• _TASK OBJECTIVE_
Rewrite the records below with every "FancyBboxPatch" changed to "RoundedBox" and nothing else altered, omitting the pictures.

• _RECORDS SHOWN_

START

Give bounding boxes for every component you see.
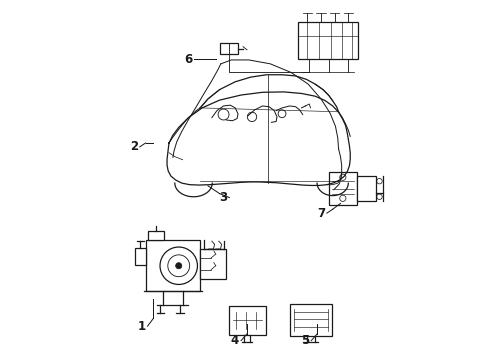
FancyBboxPatch shape: [135, 248, 147, 265]
FancyBboxPatch shape: [200, 249, 225, 279]
FancyBboxPatch shape: [229, 306, 266, 335]
Text: 7: 7: [317, 207, 325, 220]
Text: 4: 4: [231, 334, 239, 347]
FancyBboxPatch shape: [290, 304, 332, 336]
FancyBboxPatch shape: [147, 231, 164, 240]
Circle shape: [175, 263, 182, 269]
Text: 6: 6: [184, 53, 193, 66]
FancyBboxPatch shape: [146, 240, 200, 291]
Text: 2: 2: [130, 140, 138, 153]
Text: 3: 3: [220, 191, 227, 204]
Text: 1: 1: [138, 320, 146, 333]
FancyBboxPatch shape: [329, 172, 357, 205]
FancyBboxPatch shape: [357, 176, 375, 202]
Text: 5: 5: [301, 334, 309, 347]
FancyBboxPatch shape: [220, 43, 238, 54]
FancyBboxPatch shape: [297, 22, 358, 59]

END

• _COMPLETE RESPONSE_
Give bounding boxes for every component you see.
RoundedBox shape: [135, 248, 147, 265]
RoundedBox shape: [200, 249, 225, 279]
RoundedBox shape: [229, 306, 266, 335]
Text: 7: 7: [317, 207, 325, 220]
Text: 4: 4: [231, 334, 239, 347]
RoundedBox shape: [290, 304, 332, 336]
RoundedBox shape: [147, 231, 164, 240]
Circle shape: [175, 263, 182, 269]
Text: 6: 6: [184, 53, 193, 66]
RoundedBox shape: [146, 240, 200, 291]
Text: 2: 2: [130, 140, 138, 153]
Text: 3: 3: [220, 191, 227, 204]
Text: 1: 1: [138, 320, 146, 333]
RoundedBox shape: [329, 172, 357, 205]
RoundedBox shape: [357, 176, 375, 202]
Text: 5: 5: [301, 334, 309, 347]
RoundedBox shape: [220, 43, 238, 54]
RoundedBox shape: [297, 22, 358, 59]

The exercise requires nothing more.